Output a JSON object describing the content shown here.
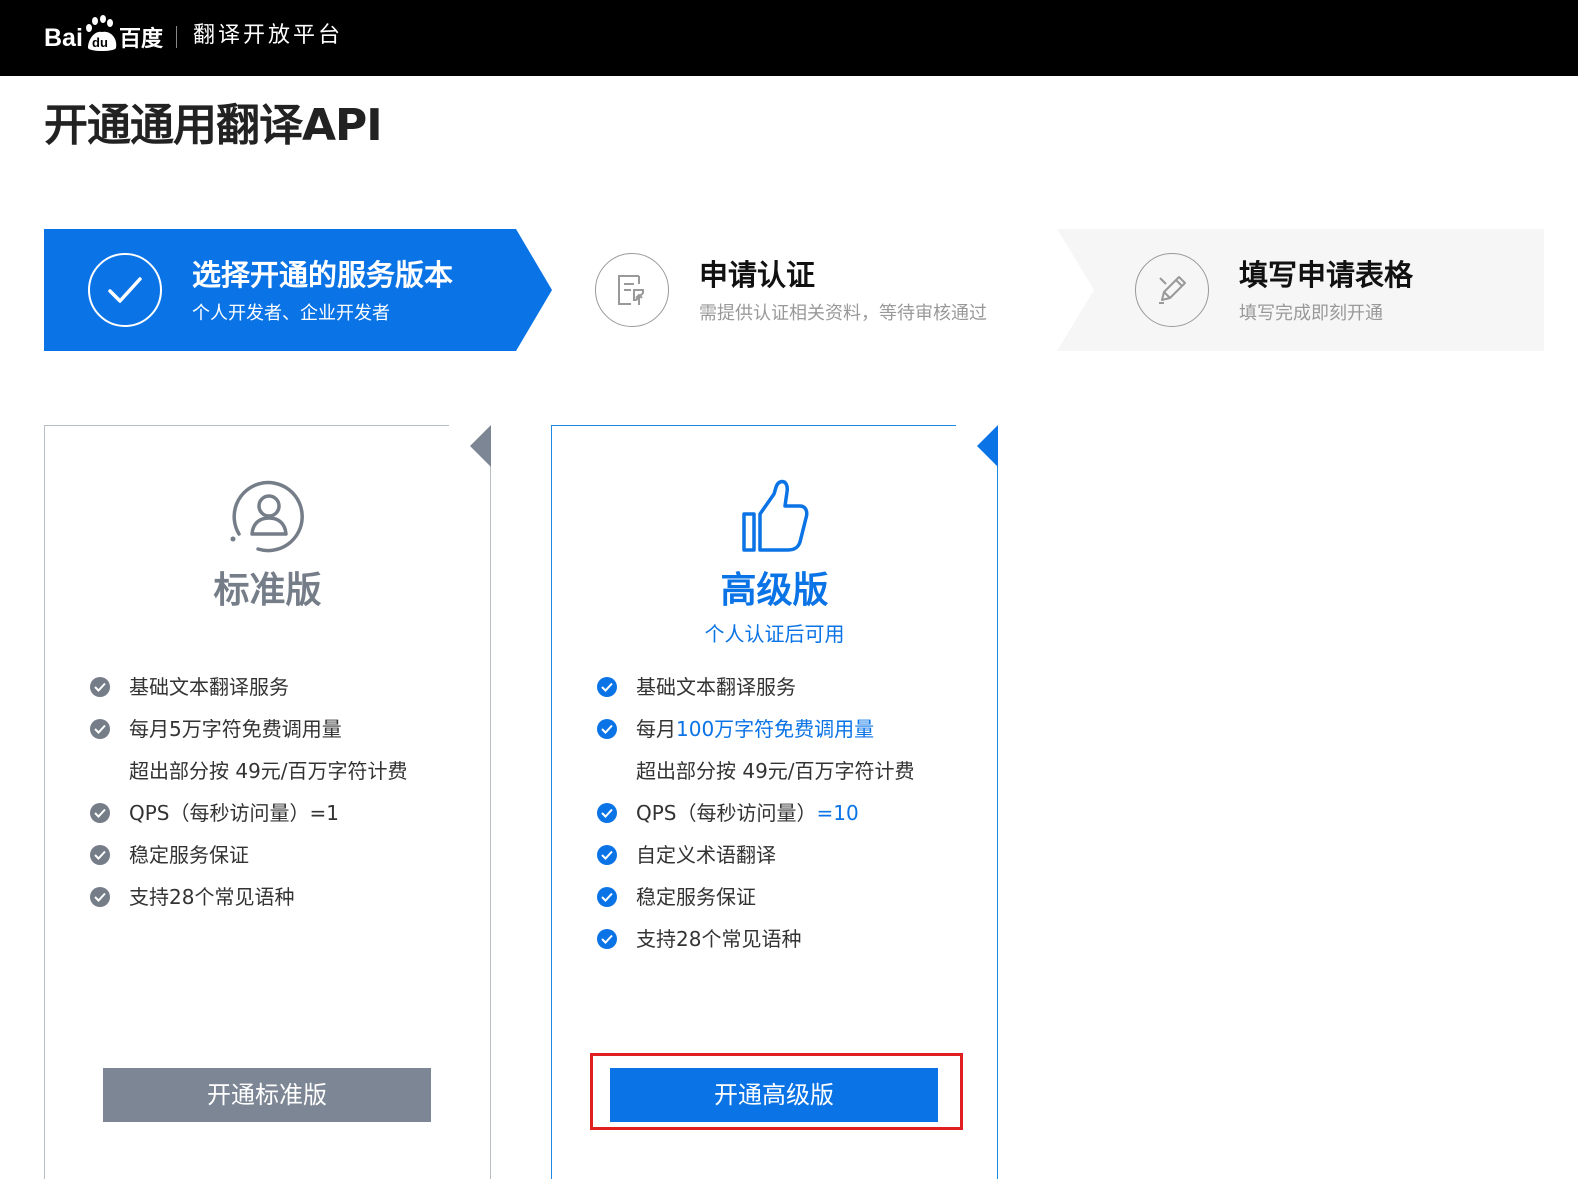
{
  "header": {
    "logo_text": "Bai du 百度",
    "platform_name": "翻译开放平台"
  },
  "page": {
    "title": "开通通用翻译API"
  },
  "steps": [
    {
      "title": "选择开通的服务版本",
      "subtitle": "个人开发者、企业开发者",
      "icon": "check-icon",
      "state": "active"
    },
    {
      "title": "申请认证",
      "subtitle": "需提供认证相关资料，等待审核通过",
      "icon": "document-upload-icon",
      "state": "pending"
    },
    {
      "title": "填写申请表格",
      "subtitle": "填写完成即刻开通",
      "icon": "pencil-icon",
      "state": "pending"
    }
  ],
  "plans": {
    "standard": {
      "name": "标准版",
      "icon": "user-icon",
      "features": {
        "f1": "基础文本翻译服务",
        "f2_pre": "每月",
        "f2_hl": "5万字符免费调用量",
        "f2_extra": "超出部分按 49元/百万字符计费",
        "f3_pre": "QPS（每秒访问量）",
        "f3_hl": "=1",
        "f4": "稳定服务保证",
        "f5": "支持28个常见语种"
      },
      "button_label": "开通标准版"
    },
    "advanced": {
      "name": "高级版",
      "note": "个人认证后可用",
      "icon": "thumbs-up-icon",
      "features": {
        "f1": "基础文本翻译服务",
        "f2_pre": "每月",
        "f2_hl": "100万字符免费调用量",
        "f2_extra": "超出部分按 49元/百万字符计费",
        "f3_pre": "QPS（每秒访问量）",
        "f3_hl": "=10",
        "f4": "自定义术语翻译",
        "f5": "稳定服务保证",
        "f6": "支持28个常见语种"
      },
      "button_label": "开通高级版"
    }
  },
  "colors": {
    "brand_blue": "#0a73e6",
    "standard_gray": "#7d8694",
    "highlight_red": "#e02020"
  }
}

________

■ Short problem: Would you return the data exactly as written, without the pictures?

■ Task result:
Output a JSON object describing the content shown here.
{
  "header": {
    "logo_text": "Bai du 百度",
    "platform_name": "翻译开放平台"
  },
  "page": {
    "title": "开通通用翻译API"
  },
  "steps": [
    {
      "title": "选择开通的服务版本",
      "subtitle": "个人开发者、企业开发者",
      "icon": "check-icon",
      "state": "active"
    },
    {
      "title": "申请认证",
      "subtitle": "需提供认证相关资料，等待审核通过",
      "icon": "document-upload-icon",
      "state": "pending"
    },
    {
      "title": "填写申请表格",
      "subtitle": "填写完成即刻开通",
      "icon": "pencil-icon",
      "state": "pending"
    }
  ],
  "plans": {
    "standard": {
      "name": "标准版",
      "icon": "user-icon",
      "features": {
        "f1": "基础文本翻译服务",
        "f2_pre": "每月",
        "f2_hl": "5万字符免费调用量",
        "f2_extra": "超出部分按 49元/百万字符计费",
        "f3_pre": "QPS（每秒访问量）",
        "f3_hl": "=1",
        "f4": "稳定服务保证",
        "f5": "支持28个常见语种"
      },
      "button_label": "开通标准版"
    },
    "advanced": {
      "name": "高级版",
      "note": "个人认证后可用",
      "icon": "thumbs-up-icon",
      "features": {
        "f1": "基础文本翻译服务",
        "f2_pre": "每月",
        "f2_hl": "100万字符免费调用量",
        "f2_extra": "超出部分按 49元/百万字符计费",
        "f3_pre": "QPS（每秒访问量）",
        "f3_hl": "=10",
        "f4": "自定义术语翻译",
        "f5": "稳定服务保证",
        "f6": "支持28个常见语种"
      },
      "button_label": "开通高级版"
    }
  },
  "colors": {
    "brand_blue": "#0a73e6",
    "standard_gray": "#7d8694",
    "highlight_red": "#e02020"
  }
}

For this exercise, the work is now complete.